__Material for the task__
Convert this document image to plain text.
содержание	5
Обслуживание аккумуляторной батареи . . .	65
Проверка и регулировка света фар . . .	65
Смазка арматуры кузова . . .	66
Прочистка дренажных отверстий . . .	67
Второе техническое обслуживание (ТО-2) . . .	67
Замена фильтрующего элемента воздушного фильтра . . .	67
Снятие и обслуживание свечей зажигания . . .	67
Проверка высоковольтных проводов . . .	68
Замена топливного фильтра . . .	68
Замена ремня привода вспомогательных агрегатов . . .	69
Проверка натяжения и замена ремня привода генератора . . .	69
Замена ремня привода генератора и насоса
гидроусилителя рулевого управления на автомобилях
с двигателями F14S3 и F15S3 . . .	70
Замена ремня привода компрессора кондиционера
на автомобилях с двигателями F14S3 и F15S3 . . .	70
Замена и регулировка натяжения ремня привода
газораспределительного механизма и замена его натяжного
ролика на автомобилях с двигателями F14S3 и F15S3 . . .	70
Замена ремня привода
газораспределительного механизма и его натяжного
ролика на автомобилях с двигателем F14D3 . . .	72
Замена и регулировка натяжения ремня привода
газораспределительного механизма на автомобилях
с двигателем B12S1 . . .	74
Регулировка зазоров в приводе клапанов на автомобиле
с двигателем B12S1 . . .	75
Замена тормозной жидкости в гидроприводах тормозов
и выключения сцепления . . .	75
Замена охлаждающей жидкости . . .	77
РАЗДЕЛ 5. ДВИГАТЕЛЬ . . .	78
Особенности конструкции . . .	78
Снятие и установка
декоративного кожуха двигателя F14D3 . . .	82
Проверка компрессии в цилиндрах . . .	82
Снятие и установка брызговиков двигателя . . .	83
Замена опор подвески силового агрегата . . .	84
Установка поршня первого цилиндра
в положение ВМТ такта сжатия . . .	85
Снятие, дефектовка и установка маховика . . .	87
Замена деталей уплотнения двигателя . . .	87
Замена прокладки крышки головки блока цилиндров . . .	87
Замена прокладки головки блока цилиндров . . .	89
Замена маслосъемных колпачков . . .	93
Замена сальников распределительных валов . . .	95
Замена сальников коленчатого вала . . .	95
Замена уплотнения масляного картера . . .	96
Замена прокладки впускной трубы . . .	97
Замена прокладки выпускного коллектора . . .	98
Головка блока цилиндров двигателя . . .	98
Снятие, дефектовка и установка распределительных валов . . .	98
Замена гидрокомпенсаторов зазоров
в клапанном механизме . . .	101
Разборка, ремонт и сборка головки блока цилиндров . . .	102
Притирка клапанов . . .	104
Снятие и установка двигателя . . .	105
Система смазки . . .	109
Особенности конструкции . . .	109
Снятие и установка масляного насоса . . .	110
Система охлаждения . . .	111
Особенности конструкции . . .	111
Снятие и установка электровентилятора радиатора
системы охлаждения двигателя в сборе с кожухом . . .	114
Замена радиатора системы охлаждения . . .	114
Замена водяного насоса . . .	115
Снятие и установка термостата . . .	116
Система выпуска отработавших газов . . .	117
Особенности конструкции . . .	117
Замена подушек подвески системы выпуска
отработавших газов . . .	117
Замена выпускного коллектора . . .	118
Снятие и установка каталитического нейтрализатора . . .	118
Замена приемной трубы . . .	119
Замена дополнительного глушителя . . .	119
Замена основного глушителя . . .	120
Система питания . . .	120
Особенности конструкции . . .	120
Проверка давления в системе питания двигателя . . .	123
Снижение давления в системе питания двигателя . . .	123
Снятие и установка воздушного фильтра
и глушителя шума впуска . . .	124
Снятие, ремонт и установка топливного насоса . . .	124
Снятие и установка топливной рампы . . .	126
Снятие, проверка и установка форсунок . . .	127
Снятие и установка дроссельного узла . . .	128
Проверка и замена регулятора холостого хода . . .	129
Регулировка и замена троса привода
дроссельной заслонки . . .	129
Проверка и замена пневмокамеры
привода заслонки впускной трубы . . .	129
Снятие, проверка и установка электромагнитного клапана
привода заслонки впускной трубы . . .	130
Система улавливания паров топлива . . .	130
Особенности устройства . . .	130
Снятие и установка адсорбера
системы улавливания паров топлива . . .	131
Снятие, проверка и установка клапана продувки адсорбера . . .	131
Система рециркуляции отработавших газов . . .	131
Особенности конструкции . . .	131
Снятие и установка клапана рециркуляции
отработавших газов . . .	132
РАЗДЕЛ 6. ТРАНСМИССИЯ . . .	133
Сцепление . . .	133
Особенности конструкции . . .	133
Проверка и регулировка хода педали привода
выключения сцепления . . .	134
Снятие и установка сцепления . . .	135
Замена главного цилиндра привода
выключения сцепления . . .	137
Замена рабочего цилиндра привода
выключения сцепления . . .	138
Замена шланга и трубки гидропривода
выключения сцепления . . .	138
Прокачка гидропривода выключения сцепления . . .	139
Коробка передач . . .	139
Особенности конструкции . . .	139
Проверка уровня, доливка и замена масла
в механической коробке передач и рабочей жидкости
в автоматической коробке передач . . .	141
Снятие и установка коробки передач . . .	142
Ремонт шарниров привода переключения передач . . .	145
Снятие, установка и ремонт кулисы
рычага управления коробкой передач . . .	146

__Instructions to follow__
Set down all of the records shown above once more, exactly.

__Answer to this exercise__
Convert this document image to plain text.
содержание	5
Обслуживание аккумуляторной батареи . . .	65
Проверка и регулировка света фар . . .	65
Смазка арматуры кузова . . .	66
Прочистка дренажных отверстий . . .	67
Второе техническое обслуживание (ТО-2) . . .	67
Замена фильтрующего элемента воздушного фильтра . . .	67
Снятие и обслуживание свечей зажигания . . .	67
Проверка высоковольтных проводов . . .	68
Замена топливного фильтра . . .	68
Замена ремня привода вспомогательных агрегатов . . .	69
Проверка натяжения и замена ремня привода генератора . . .	69
Замена ремня привода генератора и насоса
гидроусилителя рулевого управления на автомобилях
с двигателями F14S3 и F15S3 . . .	70
Замена ремня привода компрессора кондиционера
на автомобилях с двигателями F14S3 и F15S3 . . .	70
Замена и регулировка натяжения ремня привода
газораспределительного механизма и замена его натяжного
ролика на автомобилях с двигателями F14S3 и F15S3 . . .	70
Замена ремня привода
газораспределительного механизма и его натяжного
ролика на автомобилях с двигателем F14D3 . . .	72
Замена и регулировка натяжения ремня привода
газораспределительного механизма на автомобилях
с двигателем B12S1 . . .	74
Регулировка зазоров в приводе клапанов на автомобиле
с двигателем B12S1 . . .	75
Замена тормозной жидкости в гидроприводах тормозов
и выключения сцепления . . .	75
Замена охлаждающей жидкости . . .	77
РАЗДЕЛ 5. ДВИГАТЕЛЬ . . .	78
Особенности конструкции . . .	78
Снятие и установка
декоративного кожуха двигателя F14D3 . . .	82
Проверка компрессии в цилиндрах . . .	82
Снятие и установка брызговиков двигателя . . .	83
Замена опор подвески силового агрегата . . .	84
Установка поршня первого цилиндра
в положение ВМТ такта сжатия . . .	85
Снятие, дефектовка и установка маховика . . .	87
Замена деталей уплотнения двигателя . . .	87
Замена прокладки крышки головки блока цилиндров . . .	87
Замена прокладки головки блока цилиндров . . .	89
Замена маслосъемных колпачков . . .	93
Замена сальников распределительных валов . . .	95
Замена сальников коленчатого вала . . .	95
Замена уплотнения масляного картера . . .	96
Замена прокладки впускной трубы . . .	97
Замена прокладки выпускного коллектора . . .	98
Головка блока цилиндров двигателя . . .	98
Снятие, дефектовка и установка распределительных валов . . .	98
Замена гидрокомпенсаторов зазоров
в клапанном механизме . . .	101
Разборка, ремонт и сборка головки блока цилиндров . . .	102
Притирка клапанов . . .	104
Снятие и установка двигателя . . .	105
Система смазки . . .	109
Особенности конструкции . . .	109
Снятие и установка масляного насоса . . .	110
Система охлаждения . . .	111
Особенности конструкции . . .	111
Снятие и установка электровентилятора радиатора
системы охлаждения двигателя в сборе с кожухом . . .	114
Замена радиатора системы охлаждения . . .	114
Замена водяного насоса . . .	115
Снятие и установка термостата . . .	116
Система выпуска отработавших газов . . .	117
Особенности конструкции . . .	117
Замена подушек подвески системы выпуска
отработавших газов . . .	117
Замена выпускного коллектора . . .	118
Снятие и установка каталитического нейтрализатора . . .	118
Замена приемной трубы . . .	119
Замена дополнительного глушителя . . .	119
Замена основного глушителя . . .	120
Система питания . . .	120
Особенности конструкции . . .	120
Проверка давления в системе питания двигателя . . .	123
Снижение давления в системе питания двигателя . . .	123
Снятие и установка воздушного фильтра
и глушителя шума впуска . . .	124
Снятие, ремонт и установка топливного насоса . . .	124
Снятие и установка топливной рампы . . .	126
Снятие, проверка и установка форсунок . . .	127
Снятие и установка дроссельного узла . . .	128
Проверка и замена регулятора холостого хода . . .	129
Регулировка и замена троса привода
дроссельной заслонки . . .	129
Проверка и замена пневмокамеры
привода заслонки впускной трубы . . .	129
Снятие, проверка и установка электромагнитного клапана
привода заслонки впускной трубы . . .	130
Система улавливания паров топлива . . .	130
Особенности устройства . . .	130
Снятие и установка адсорбера
системы улавливания паров топлива . . .	131
Снятие, проверка и установка клапана продувки адсорбера . . .	131
Система рециркуляции отработавших газов . . .	131
Особенности конструкции . . .	131
Снятие и установка клапана рециркуляции
отработавших газов . . .	132
РАЗДЕЛ 6. ТРАНСМИССИЯ . . .	133
Сцепление . . .	133
Особенности конструкции . . .	133
Проверка и регулировка хода педали привода
выключения сцепления . . .	134
Снятие и установка сцепления . . .	135
Замена главного цилиндра привода
выключения сцепления . . .	137
Замена рабочего цилиндра привода
выключения сцепления . . .	138
Замена шланга и трубки гидропривода
выключения сцепления . . .	138
Прокачка гидропривода выключения сцепления . . .	139
Коробка передач . . .	139
Особенности конструкции . . .	139
Проверка уровня, доливка и замена масла
в механической коробке передач и рабочей жидкости
в автоматической коробке передач . . .	141
Снятие и установка коробки передач . . .	142
Ремонт шарниров привода переключения передач . . .	145
Снятие, установка и ремонт кулисы
рычага управления коробкой передач . . .	146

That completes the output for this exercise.